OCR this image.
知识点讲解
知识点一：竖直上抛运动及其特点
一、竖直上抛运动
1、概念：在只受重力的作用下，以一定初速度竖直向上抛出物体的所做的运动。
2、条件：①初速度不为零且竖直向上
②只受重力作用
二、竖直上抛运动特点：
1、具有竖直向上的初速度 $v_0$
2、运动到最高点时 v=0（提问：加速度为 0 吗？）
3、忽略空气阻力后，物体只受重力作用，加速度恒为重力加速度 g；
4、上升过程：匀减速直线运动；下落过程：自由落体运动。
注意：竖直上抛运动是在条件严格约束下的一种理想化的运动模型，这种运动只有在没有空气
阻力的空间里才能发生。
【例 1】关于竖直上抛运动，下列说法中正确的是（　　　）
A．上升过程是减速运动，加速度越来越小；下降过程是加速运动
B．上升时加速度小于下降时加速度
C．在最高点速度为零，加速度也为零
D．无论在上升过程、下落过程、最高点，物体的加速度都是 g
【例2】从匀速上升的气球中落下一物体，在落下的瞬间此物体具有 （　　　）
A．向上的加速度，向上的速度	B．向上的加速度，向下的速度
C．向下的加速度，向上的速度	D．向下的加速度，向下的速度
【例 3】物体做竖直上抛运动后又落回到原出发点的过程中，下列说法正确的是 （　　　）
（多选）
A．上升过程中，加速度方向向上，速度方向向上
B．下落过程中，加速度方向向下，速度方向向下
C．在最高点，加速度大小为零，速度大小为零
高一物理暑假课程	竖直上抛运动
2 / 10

==================================================

● **INSTRUCTION**
Copy all the records above exactly, missing none.

● **PROBLEM SOLUTION**
OCR this image.
知识点讲解
知识点一：竖直上抛运动及其特点
一、竖直上抛运动
1、概念：在只受重力的作用下，以一定初速度竖直向上抛出物体的所做的运动。
2、条件：①初速度不为零且竖直向上
②只受重力作用
二、竖直上抛运动特点：
1、具有竖直向上的初速度 $v_0$
2、运动到最高点时 v=0（提问：加速度为 0 吗？）
3、忽略空气阻力后，物体只受重力作用，加速度恒为重力加速度 g；
4、上升过程：匀减速直线运动；下落过程：自由落体运动。
注意：竖直上抛运动是在条件严格约束下的一种理想化的运动模型，这种运动只有在没有空气
阻力的空间里才能发生。
【例 1】关于竖直上抛运动，下列说法中正确的是（　　　）
A．上升过程是减速运动，加速度越来越小；下降过程是加速运动
B．上升时加速度小于下降时加速度
C．在最高点速度为零，加速度也为零
D．无论在上升过程、下落过程、最高点，物体的加速度都是 g
【例2】从匀速上升的气球中落下一物体，在落下的瞬间此物体具有 （　　　）
A．向上的加速度，向上的速度	B．向上的加速度，向下的速度
C．向下的加速度，向上的速度	D．向下的加速度，向下的速度
【例 3】物体做竖直上抛运动后又落回到原出发点的过程中，下列说法正确的是 （　　　）
（多选）
A．上升过程中，加速度方向向上，速度方向向上
B．下落过程中，加速度方向向下，速度方向向下
C．在最高点，加速度大小为零，速度大小为零
高一物理暑假课程	竖直上抛运动
2 / 10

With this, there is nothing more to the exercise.